++++ EXTRACTED DATA

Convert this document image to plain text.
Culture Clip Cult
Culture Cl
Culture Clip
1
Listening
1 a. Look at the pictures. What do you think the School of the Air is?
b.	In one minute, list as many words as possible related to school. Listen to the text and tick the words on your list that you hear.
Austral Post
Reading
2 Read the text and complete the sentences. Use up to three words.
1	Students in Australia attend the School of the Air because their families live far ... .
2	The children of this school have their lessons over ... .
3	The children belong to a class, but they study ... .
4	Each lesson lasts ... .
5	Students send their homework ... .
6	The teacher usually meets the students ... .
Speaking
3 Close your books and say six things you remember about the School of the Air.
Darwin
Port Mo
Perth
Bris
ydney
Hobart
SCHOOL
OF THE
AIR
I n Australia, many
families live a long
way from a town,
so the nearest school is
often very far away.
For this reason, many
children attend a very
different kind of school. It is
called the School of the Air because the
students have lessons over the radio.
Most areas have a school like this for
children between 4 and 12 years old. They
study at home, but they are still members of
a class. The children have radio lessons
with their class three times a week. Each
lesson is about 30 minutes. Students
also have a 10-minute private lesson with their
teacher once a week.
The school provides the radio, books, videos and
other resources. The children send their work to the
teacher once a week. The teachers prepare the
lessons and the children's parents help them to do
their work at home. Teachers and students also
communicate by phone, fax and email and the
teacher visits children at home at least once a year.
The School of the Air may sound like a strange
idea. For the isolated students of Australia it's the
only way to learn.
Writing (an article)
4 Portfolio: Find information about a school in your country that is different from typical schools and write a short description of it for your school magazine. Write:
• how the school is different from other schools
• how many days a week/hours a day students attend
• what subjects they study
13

++++++++

EXERCISE DESCRIPTION: Write out all of the records once more, exactly.

ANSWER IN FULL:
Convert this document image to plain text.
Culture Clip Cult
Culture Cl
Culture Clip
1
Listening
1 a. Look at the pictures. What do you think the School of the Air is?
b.	In one minute, list as many words as possible related to school. Listen to the text and tick the words on your list that you hear.
Austral Post
Reading
2 Read the text and complete the sentences. Use up to three words.
1	Students in Australia attend the School of the Air because their families live far ... .
2	The children of this school have their lessons over ... .
3	The children belong to a class, but they study ... .
4	Each lesson lasts ... .
5	Students send their homework ... .
6	The teacher usually meets the students ... .
Speaking
3 Close your books and say six things you remember about the School of the Air.
Darwin
Port Mo
Perth
Bris
ydney
Hobart
SCHOOL
OF THE
AIR
I n Australia, many
families live a long
way from a town,
so the nearest school is
often very far away.
For this reason, many
children attend a very
different kind of school. It is
called the School of the Air because the
students have lessons over the radio.
Most areas have a school like this for
children between 4 and 12 years old. They
study at home, but they are still members of
a class. The children have radio lessons
with their class three times a week. Each
lesson is about 30 minutes. Students
also have a 10-minute private lesson with their
teacher once a week.
The school provides the radio, books, videos and
other resources. The children send their work to the
teacher once a week. The teachers prepare the
lessons and the children's parents help them to do
their work at home. Teachers and students also
communicate by phone, fax and email and the
teacher visits children at home at least once a year.
The School of the Air may sound like a strange
idea. For the isolated students of Australia it's the
only way to learn.
Writing (an article)
4 Portfolio: Find information about a school in your country that is different from typical schools and write a short description of it for your school magazine. Write:
• how the school is different from other schools
• how many days a week/hours a day students attend
• what subjects they study
13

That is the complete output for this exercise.